▸ Records from a collection:
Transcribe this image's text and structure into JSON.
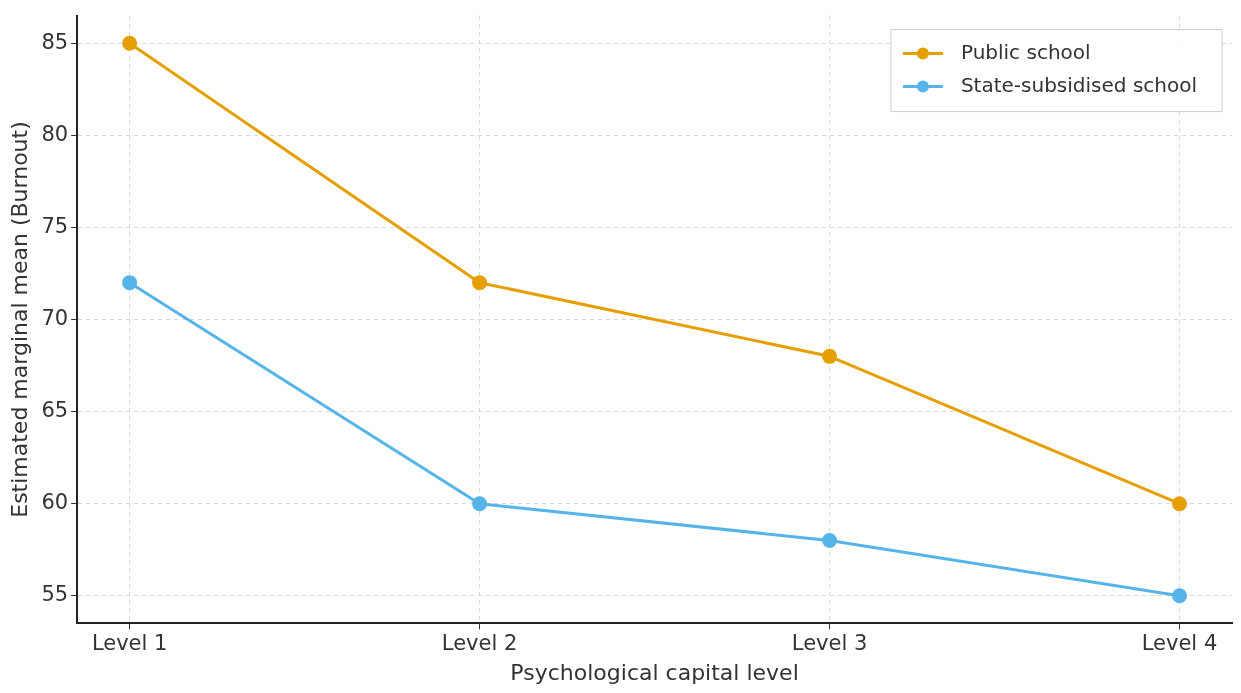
{
  "chart_data": {
    "type": "line",
    "xlabel": "Psychological capital level",
    "ylabel": "Estimated marginal mean (Burnout)",
    "categories": [
      "Level 1",
      "Level 2",
      "Level 3",
      "Level 4"
    ],
    "series": [
      {
        "name": "Public school",
        "color": "#e69f00",
        "values": [
          85,
          72,
          68,
          60
        ]
      },
      {
        "name": "State-subsidised school",
        "color": "#56b4e9",
        "values": [
          72,
          60,
          58,
          55
        ]
      }
    ],
    "ylim": [
      53.5,
      86.5
    ],
    "yticks": [
      55,
      60,
      65,
      70,
      75,
      80,
      85
    ],
    "grid": true,
    "legend": "top right",
    "marker": "circle",
    "line_style": "solid"
  }
}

▸ Task brief:
Omit the pictures. Output every record above word for word.

▸ Expected answer:
Transcribe this image's text and structure into JSON.
{
  "chart_data": {
    "type": "line",
    "xlabel": "Psychological capital level",
    "ylabel": "Estimated marginal mean (Burnout)",
    "categories": [
      "Level 1",
      "Level 2",
      "Level 3",
      "Level 4"
    ],
    "series": [
      {
        "name": "Public school",
        "color": "#e69f00",
        "values": [
          85,
          72,
          68,
          60
        ]
      },
      {
        "name": "State-subsidised school",
        "color": "#56b4e9",
        "values": [
          72,
          60,
          58,
          55
        ]
      }
    ],
    "ylim": [
      53.5,
      86.5
    ],
    "yticks": [
      55,
      60,
      65,
      70,
      75,
      80,
      85
    ],
    "grid": true,
    "legend": "top right",
    "marker": "circle",
    "line_style": "solid"
  }
}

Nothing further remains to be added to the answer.